Given task 1: Reproduce verbatim the portion of the text on Proto-Uralic *ü that runs from "It is always" up to and including "by actual discussion.".

Document passage:
= = = =

On *ü in Mari vs. Proto-Uralic

It is always a low note of sorts when a scientific dispute gets resolved by quietly shifting consensus (e.g. due to proponents of one side passing away) rather than by actual discussion.

One of these seems to be the status of Proto-Uralic *ü. In literature up to about the mid-1900s, various skeptical viewpoints can be found on if a contrast between *i and *ü should be reconstructed or not. They dwindle away in later times however, with the modern researcher only really encountering any trace of the issue when perusing the UEW, which still provides proto-forms with *ü only as an alternative to proto-forms with *i. So far I have regardless been unable to locate any turning point source that argues in detail in favor of establishing *ü after all.

For sure, all major overviews of comparative Uralic vocalism (Steinitz 1944, Collinder 1960, Sammallahti 1988) still reconstruct contrastive front rounded *ü (or, in the case of Steinitz, largely equivalent reduced *ö̆), and give what they see as the regular later development in most individual languages. It is thus fairly simple to reverse-engineer a rough argument for in which cases to reconstruct *ü. Altogether, especially the following three contrasts appear to be relatively robust and in etymological correspondence to each other:

 • Finnic *i : *ü
 • Hungarian ë : ö
 • Khanty *e : *ö (perhaps rather *[ɪ] : *[ʏ])

Also the *i : *ɨ contrast in Permic correlates well with this (though *ɨ can also derive from PU *u and *ä).

Numerous further conditional developments, including also indirect traces in several Uralic languages that lack front rounded vowels, have also been identified. Collating these in one place would probably amount to an almost full answer to old skeptical viewpoints, which mostly have focused on the possibility that the contrasts seemingly pointing to *i : *ü have separately developed in each language.

= = = =

Material for the task:
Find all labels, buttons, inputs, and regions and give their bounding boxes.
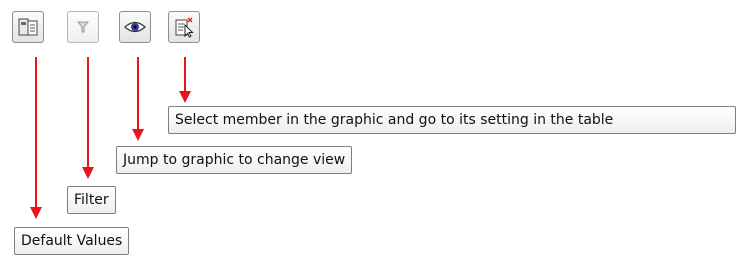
filter-arrow-head (82, 167, 94, 179)
eye-icon (124, 18, 146, 36)
default-values-callout: Default Values (14, 227, 130, 255)
select-member-arrow-head (179, 91, 191, 103)
select-member-arrow-line (184, 57, 186, 91)
jump-arrow-line (137, 57, 139, 129)
filter-callout: Filter (67, 186, 116, 214)
filter-arrow-line (87, 57, 89, 167)
default-values-arrow-head (30, 207, 42, 219)
jump-arrow-head (132, 129, 144, 141)
jump-to-graphic-button[interactable] (119, 11, 151, 43)
default-values-arrow-line (35, 57, 37, 207)
select-member-icon (173, 16, 195, 38)
default-values-icon (17, 16, 39, 38)
select-member-callout: Select member in the graphic and go to i… (168, 106, 736, 134)
jump-to-graphic-callout: Jump to graphic to change view (116, 146, 353, 174)
default-values-button[interactable] (12, 11, 44, 43)
filter-icon (74, 18, 92, 36)
select-member-button[interactable] (168, 11, 200, 43)
filter-button[interactable] (67, 11, 99, 43)
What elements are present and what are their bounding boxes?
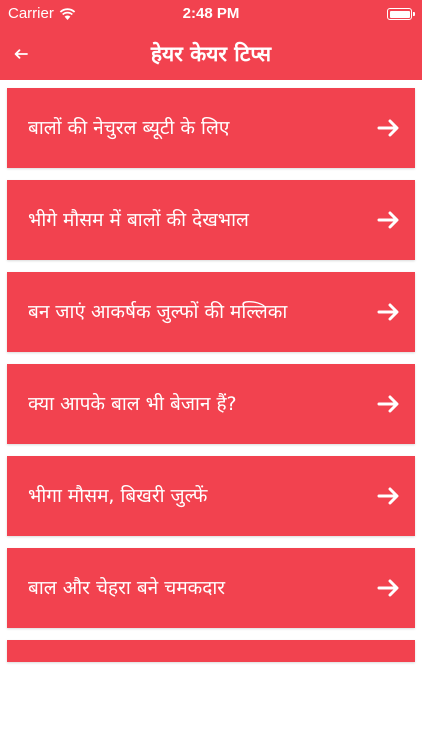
list-item[interactable]: भीगे मौसम में बालों की देखभाल	[7, 180, 415, 260]
list-item[interactable]: भीगा मौसम, बिखरी जुल्फें	[7, 456, 415, 536]
arrow-right-icon	[377, 300, 401, 324]
list-item-label: बाल और चेहरा बने चमकदार	[28, 577, 226, 599]
arrow-right-icon	[377, 208, 401, 232]
list-item[interactable]: बन जाएं आकर्षक जुल्फों की मल्लिका	[7, 272, 415, 352]
list-item[interactable]: बाल और चेहरा बने चमकदार	[7, 548, 415, 628]
battery-level-fill	[389, 10, 410, 18]
list-item[interactable]: बालों की नेचुरल ब्यूटी के लिए	[7, 88, 415, 168]
arrow-right-icon	[377, 116, 401, 140]
list-item-label: भीगा मौसम, बिखरी जुल्फें	[28, 485, 208, 507]
app-header: Carrier 2:48 PM हेयर केयर टिप्स	[0, 0, 422, 80]
arrow-right-icon	[377, 576, 401, 600]
list-item-label: बन जाएं आकर्षक जुल्फों की मल्लिका	[28, 301, 288, 323]
battery-icon	[387, 8, 415, 20]
arrow-right-icon	[377, 484, 401, 508]
tips-list: बालों की नेचुरल ब्यूटी के लिए भीगे मौसम …	[7, 88, 415, 662]
list-item-partial[interactable]	[7, 640, 415, 662]
page-title: हेयर केयर टिप्स	[150, 42, 272, 66]
status-bar: Carrier 2:48 PM	[0, 0, 422, 28]
list-item-label: क्या आपके बाल भी बेजान हैं?	[28, 393, 237, 415]
list-item[interactable]: क्या आपके बाल भी बेजान हैं?	[7, 364, 415, 444]
navigation-bar: हेयर केयर टिप्स	[0, 28, 422, 80]
list-item-label: बालों की नेचुरल ब्यूटी के लिए	[28, 117, 230, 139]
list-item-label: भीगे मौसम में बालों की देखभाल	[28, 209, 249, 231]
status-time: 2:48 PM	[182, 5, 240, 22]
arrow-right-icon	[377, 392, 401, 416]
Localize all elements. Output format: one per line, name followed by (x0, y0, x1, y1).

= = = =

Given task 2: Repeat verbatim only the lines of the records from the line with "list-item[interactable]: भीगे मौसम" up to and including the line with "list-item[interactable]: बाल और".

Correct result 1:
It is always a low note of sorts when a scientific dispute gets resolved by quietly shifting consensus (e.g. due to proponents of one side passing away) rather than by actual discussion.

Correct result 2:
list-item[interactable]: भीगे मौसम में बालों की देखभाल	[7, 180, 415, 260]
list-item[interactable]: भीगा मौसम, बिखरी जुल्फें	[7, 456, 415, 536]
arrow-right-icon	[377, 300, 401, 324]
list-item-label: बाल और चेहरा बने चमकदार	[28, 577, 226, 599]
arrow-right-icon	[377, 208, 401, 232]
list-item[interactable]: बन जाएं आकर्षक जुल्फों की मल्लिका	[7, 272, 415, 352]
list-item[interactable]: बाल और चेहरा बने चमकदार	[7, 548, 415, 628]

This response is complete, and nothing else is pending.